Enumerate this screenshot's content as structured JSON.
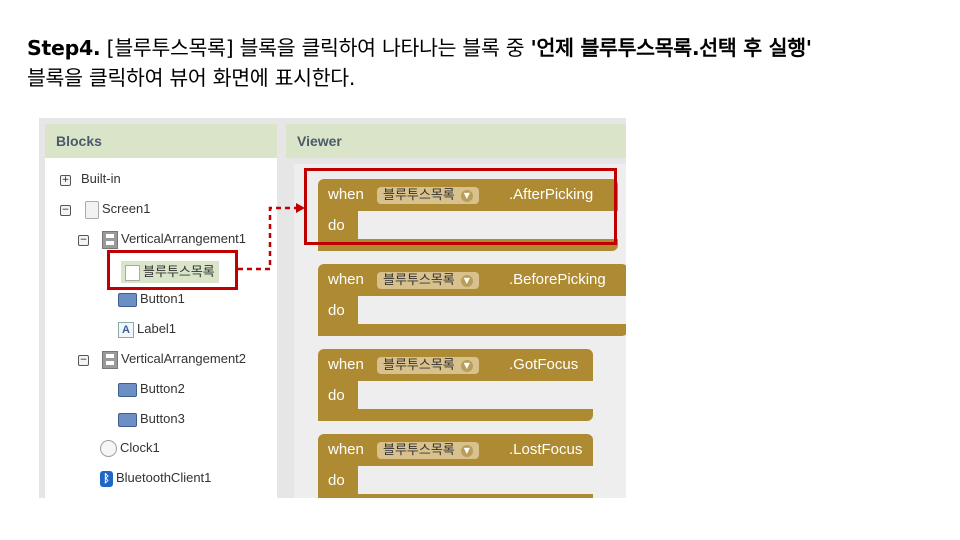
{
  "caption": {
    "step": "Step4.",
    "part1": " [블루투스목록] 블록을 클릭하여 나타나는 블록 중 ",
    "quoted": "'언제 블루투스목록.선택 후 실행'",
    "line2": "블록을 클릭하여 뷰어 화면에 표시한다."
  },
  "blocks_panel": {
    "title": "Blocks",
    "tree": {
      "builtin": "Built-in",
      "screen": "Screen1",
      "varr1": "VerticalArrangement1",
      "listpicker": "블루투스목록",
      "button1": "Button1",
      "label1": "Label1",
      "varr2": "VerticalArrangement2",
      "button2": "Button2",
      "button3": "Button3",
      "clock": "Clock1",
      "bluetooth": "BluetoothClient1"
    }
  },
  "viewer": {
    "title": "Viewer",
    "blocks": [
      {
        "when": "when",
        "component": "블루투스목록",
        "event": ".AfterPicking",
        "do": "do"
      },
      {
        "when": "when",
        "component": "블루투스목록",
        "event": ".BeforePicking",
        "do": "do"
      },
      {
        "when": "when",
        "component": "블루투스목록",
        "event": ".GotFocus",
        "do": "do"
      },
      {
        "when": "when",
        "component": "블루투스목록",
        "event": ".LostFocus",
        "do": "do"
      }
    ]
  },
  "colors": {
    "highlight": "#c00000",
    "event_block": "#ae8a33",
    "panel_header": "#d9e4c8"
  }
}
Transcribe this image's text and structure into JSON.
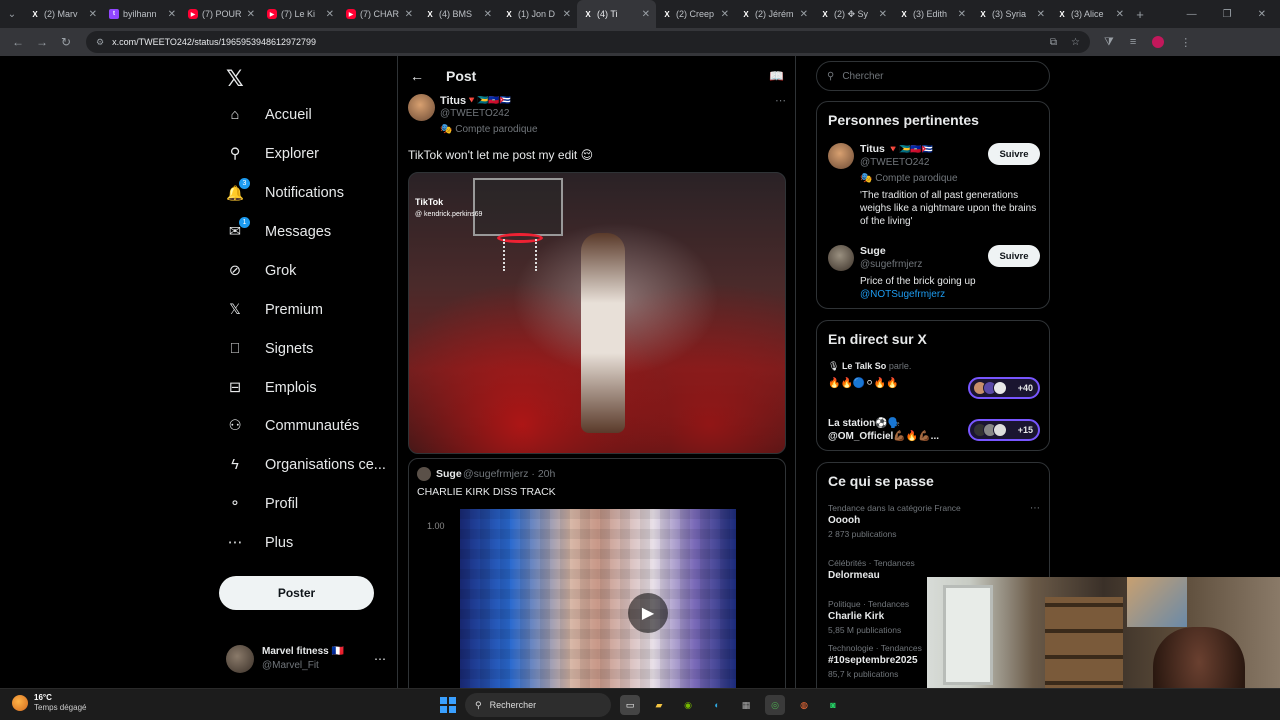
{
  "browser": {
    "tabs": [
      {
        "label": "(2) Marv",
        "icon": "x-icon",
        "fav": "X"
      },
      {
        "label": "byilhann",
        "icon": "twitch-icon",
        "fav": "t"
      },
      {
        "label": "(7) POUR",
        "icon": "youtube-icon",
        "fav": "▶"
      },
      {
        "label": "(7) Le Ki",
        "icon": "youtube-icon",
        "fav": "▶"
      },
      {
        "label": "(7) CHAR",
        "icon": "youtube-icon",
        "fav": "▶"
      },
      {
        "label": "(4) BMS",
        "icon": "x-icon",
        "fav": "X"
      },
      {
        "label": "(1) Jon D",
        "icon": "x-icon",
        "fav": "X"
      },
      {
        "label": "(4) Ti",
        "icon": "x-icon",
        "fav": "X"
      },
      {
        "label": "(2) Creep",
        "icon": "x-icon",
        "fav": "X"
      },
      {
        "label": "(2) Jérém",
        "icon": "x-icon",
        "fav": "X"
      },
      {
        "label": "(2) ✥ Sy",
        "icon": "x-icon",
        "fav": "X"
      },
      {
        "label": "(3) Edith",
        "icon": "x-icon",
        "fav": "X"
      },
      {
        "label": "(3) Syria",
        "icon": "x-icon",
        "fav": "X"
      },
      {
        "label": "(3) Alice",
        "icon": "x-icon",
        "fav": "X"
      }
    ],
    "active_tab_index": 7,
    "url": "x.com/TWEETO242/status/1965953948612972799"
  },
  "nav": {
    "logo": "𝕏",
    "items": [
      {
        "label": "Accueil",
        "icon": "home-icon",
        "glyph": "⌂"
      },
      {
        "label": "Explorer",
        "icon": "search-icon",
        "glyph": "⚲"
      },
      {
        "label": "Notifications",
        "icon": "bell-icon",
        "glyph": "🔔",
        "badge": "3"
      },
      {
        "label": "Messages",
        "icon": "mail-icon",
        "glyph": "✉",
        "badge": "1"
      },
      {
        "label": "Grok",
        "icon": "grok-icon",
        "glyph": "⊘"
      },
      {
        "label": "Premium",
        "icon": "x-icon",
        "glyph": "𝕏"
      },
      {
        "label": "Signets",
        "icon": "bookmark-icon",
        "glyph": "⎕"
      },
      {
        "label": "Emplois",
        "icon": "briefcase-icon",
        "glyph": "⊟"
      },
      {
        "label": "Communautés",
        "icon": "communities-icon",
        "glyph": "⚇"
      },
      {
        "label": "Organisations ce...",
        "icon": "lightning-icon",
        "glyph": "ϟ"
      },
      {
        "label": "Profil",
        "icon": "person-icon",
        "glyph": "⚬"
      },
      {
        "label": "Plus",
        "icon": "more-circle-icon",
        "glyph": "⋯"
      }
    ],
    "post_label": "Poster",
    "account": {
      "name": "Marvel fitness 🇫🇷",
      "handle": "@Marvel_Fit"
    }
  },
  "post": {
    "header_title": "Post",
    "author_name": "Titus",
    "author_flags": "🔻🇧🇸🇭🇹🇨🇺",
    "author_handle": "@TWEETO242",
    "author_label": "Compte parodique",
    "text": "TikTok won't let me post my edit 😌",
    "media": {
      "watermark": "TikTok",
      "tiktok_user": "@ kendrick.perkins69"
    },
    "quote": {
      "name": "Suge",
      "meta": "@sugefrmjerz · 20h",
      "text": "CHARLIE KIRK DISS TRACK",
      "overlay_num": "1.00"
    }
  },
  "search": {
    "placeholder": "Chercher"
  },
  "relevant": {
    "title": "Personnes pertinentes",
    "people": [
      {
        "name": "Titus",
        "flags": "🔻🇧🇸🇭🇹🇨🇺",
        "handle": "@TWEETO242",
        "label": "Compte parodique",
        "bio": "'The tradition of all past generations weighs like a nightmare upon the brains of the living'",
        "link": "",
        "follow": "Suivre"
      },
      {
        "name": "Suge",
        "flags": "",
        "handle": "@sugefrmjerz",
        "label": "",
        "bio": "Price of the brick going up",
        "link": "@NOTSugefrmjerz",
        "follow": "Suivre"
      }
    ]
  },
  "live": {
    "title": "En direct sur X",
    "spaces": [
      {
        "host": "Le Talk So",
        "status": "parle.",
        "title": "🔥🔥🔵⚪🔥🔥",
        "count": "+40"
      },
      {
        "host": "",
        "status": "",
        "title": "La station⚽🗣️\n@OM_Officiel💪🏾🔥💪🏾...",
        "count": "+15"
      }
    ]
  },
  "trends": {
    "title": "Ce qui se passe",
    "items": [
      {
        "category": "Tendance dans la catégorie France",
        "name": "Ooooh",
        "count": "2 873 publications"
      },
      {
        "category": "Célébrités · Tendances",
        "name": "Delormeau",
        "count": ""
      },
      {
        "category": "Politique · Tendances",
        "name": "Charlie Kirk",
        "count": "5,85 M publications"
      },
      {
        "category": "Technologie · Tendances",
        "name": "#10septembre2025",
        "count": "85,7 k publications"
      }
    ]
  },
  "taskbar": {
    "temp": "16°C",
    "weather": "Temps dégagé",
    "search_label": "Rechercher"
  }
}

________________________

• _Task directions_:
Write out each line again precisely as it appears, skipping every picture.

• _Task response_:
Enumerate this screenshot's content as structured JSON.
{
  "caption": {
    "step": "Step4.",
    "part1": " [블루투스목록] 블록을 클릭하여 나타나는 블록 중 ",
    "quoted": "'언제 블루투스목록.선택 후 실행'",
    "line2": "블록을 클릭하여 뷰어 화면에 표시한다."
  },
  "blocks_panel": {
    "title": "Blocks",
    "tree": {
      "builtin": "Built-in",
      "screen": "Screen1",
      "varr1": "VerticalArrangement1",
      "listpicker": "블루투스목록",
      "button1": "Button1",
      "label1": "Label1",
      "varr2": "VerticalArrangement2",
      "button2": "Button2",
      "button3": "Button3",
      "clock": "Clock1",
      "bluetooth": "BluetoothClient1"
    }
  },
  "viewer": {
    "title": "Viewer",
    "blocks": [
      {
        "when": "when",
        "component": "블루투스목록",
        "event": ".AfterPicking",
        "do": "do"
      },
      {
        "when": "when",
        "component": "블루투스목록",
        "event": ".BeforePicking",
        "do": "do"
      },
      {
        "when": "when",
        "component": "블루투스목록",
        "event": ".GotFocus",
        "do": "do"
      },
      {
        "when": "when",
        "component": "블루투스목록",
        "event": ".LostFocus",
        "do": "do"
      }
    ]
  },
  "colors": {
    "highlight": "#c00000",
    "event_block": "#ae8a33",
    "panel_header": "#d9e4c8"
  }
}
Transcribe this image's text and structure into JSON.
{
  "browser": {
    "tabs": [
      {
        "label": "(2) Marv",
        "icon": "x-icon",
        "fav": "X"
      },
      {
        "label": "byilhann",
        "icon": "twitch-icon",
        "fav": "t"
      },
      {
        "label": "(7) POUR",
        "icon": "youtube-icon",
        "fav": "▶"
      },
      {
        "label": "(7) Le Ki",
        "icon": "youtube-icon",
        "fav": "▶"
      },
      {
        "label": "(7) CHAR",
        "icon": "youtube-icon",
        "fav": "▶"
      },
      {
        "label": "(4) BMS",
        "icon": "x-icon",
        "fav": "X"
      },
      {
        "label": "(1) Jon D",
        "icon": "x-icon",
        "fav": "X"
      },
      {
        "label": "(4) Ti",
        "icon": "x-icon",
        "fav": "X"
      },
      {
        "label": "(2) Creep",
        "icon": "x-icon",
        "fav": "X"
      },
      {
        "label": "(2) Jérém",
        "icon": "x-icon",
        "fav": "X"
      },
      {
        "label": "(2) ✥ Sy",
        "icon": "x-icon",
        "fav": "X"
      },
      {
        "label": "(3) Edith",
        "icon": "x-icon",
        "fav": "X"
      },
      {
        "label": "(3) Syria",
        "icon": "x-icon",
        "fav": "X"
      },
      {
        "label": "(3) Alice",
        "icon": "x-icon",
        "fav": "X"
      }
    ],
    "active_tab_index": 7,
    "url": "x.com/TWEETO242/status/1965953948612972799"
  },
  "nav": {
    "logo": "𝕏",
    "items": [
      {
        "label": "Accueil",
        "icon": "home-icon",
        "glyph": "⌂"
      },
      {
        "label": "Explorer",
        "icon": "search-icon",
        "glyph": "⚲"
      },
      {
        "label": "Notifications",
        "icon": "bell-icon",
        "glyph": "🔔",
        "badge": "3"
      },
      {
        "label": "Messages",
        "icon": "mail-icon",
        "glyph": "✉",
        "badge": "1"
      },
      {
        "label": "Grok",
        "icon": "grok-icon",
        "glyph": "⊘"
      },
      {
        "label": "Premium",
        "icon": "x-icon",
        "glyph": "𝕏"
      },
      {
        "label": "Signets",
        "icon": "bookmark-icon",
        "glyph": "⎕"
      },
      {
        "label": "Emplois",
        "icon": "briefcase-icon",
        "glyph": "⊟"
      },
      {
        "label": "Communautés",
        "icon": "communities-icon",
        "glyph": "⚇"
      },
      {
        "label": "Organisations ce...",
        "icon": "lightning-icon",
        "glyph": "ϟ"
      },
      {
        "label": "Profil",
        "icon": "person-icon",
        "glyph": "⚬"
      },
      {
        "label": "Plus",
        "icon": "more-circle-icon",
        "glyph": "⋯"
      }
    ],
    "post_label": "Poster",
    "account": {
      "name": "Marvel fitness 🇫🇷",
      "handle": "@Marvel_Fit"
    }
  },
  "post": {
    "header_title": "Post",
    "author_name": "Titus",
    "author_flags": "🔻🇧🇸🇭🇹🇨🇺",
    "author_handle": "@TWEETO242",
    "author_label": "Compte parodique",
    "text": "TikTok won't let me post my edit 😌",
    "media": {
      "watermark": "TikTok",
      "tiktok_user": "@ kendrick.perkins69"
    },
    "quote": {
      "name": "Suge",
      "meta": "@sugefrmjerz · 20h",
      "text": "CHARLIE KIRK DISS TRACK",
      "overlay_num": "1.00"
    }
  },
  "search": {
    "placeholder": "Chercher"
  },
  "relevant": {
    "title": "Personnes pertinentes",
    "people": [
      {
        "name": "Titus",
        "flags": "🔻🇧🇸🇭🇹🇨🇺",
        "handle": "@TWEETO242",
        "label": "Compte parodique",
        "bio": "'The tradition of all past generations weighs like a nightmare upon the brains of the living'",
        "link": "",
        "follow": "Suivre"
      },
      {
        "name": "Suge",
        "flags": "",
        "handle": "@sugefrmjerz",
        "label": "",
        "bio": "Price of the brick going up",
        "link": "@NOTSugefrmjerz",
        "follow": "Suivre"
      }
    ]
  },
  "live": {
    "title": "En direct sur X",
    "spaces": [
      {
        "host": "Le Talk So",
        "status": "parle.",
        "title": "🔥🔥🔵⚪🔥🔥",
        "count": "+40"
      },
      {
        "host": "",
        "status": "",
        "title": "La station⚽🗣️\n@OM_Officiel💪🏾🔥💪🏾...",
        "count": "+15"
      }
    ]
  },
  "trends": {
    "title": "Ce qui se passe",
    "items": [
      {
        "category": "Tendance dans la catégorie France",
        "name": "Ooooh",
        "count": "2 873 publications"
      },
      {
        "category": "Célébrités · Tendances",
        "name": "Delormeau",
        "count": ""
      },
      {
        "category": "Politique · Tendances",
        "name": "Charlie Kirk",
        "count": "5,85 M publications"
      },
      {
        "category": "Technologie · Tendances",
        "name": "#10septembre2025",
        "count": "85,7 k publications"
      }
    ]
  },
  "taskbar": {
    "temp": "16°C",
    "weather": "Temps dégagé",
    "search_label": "Rechercher"
  }
}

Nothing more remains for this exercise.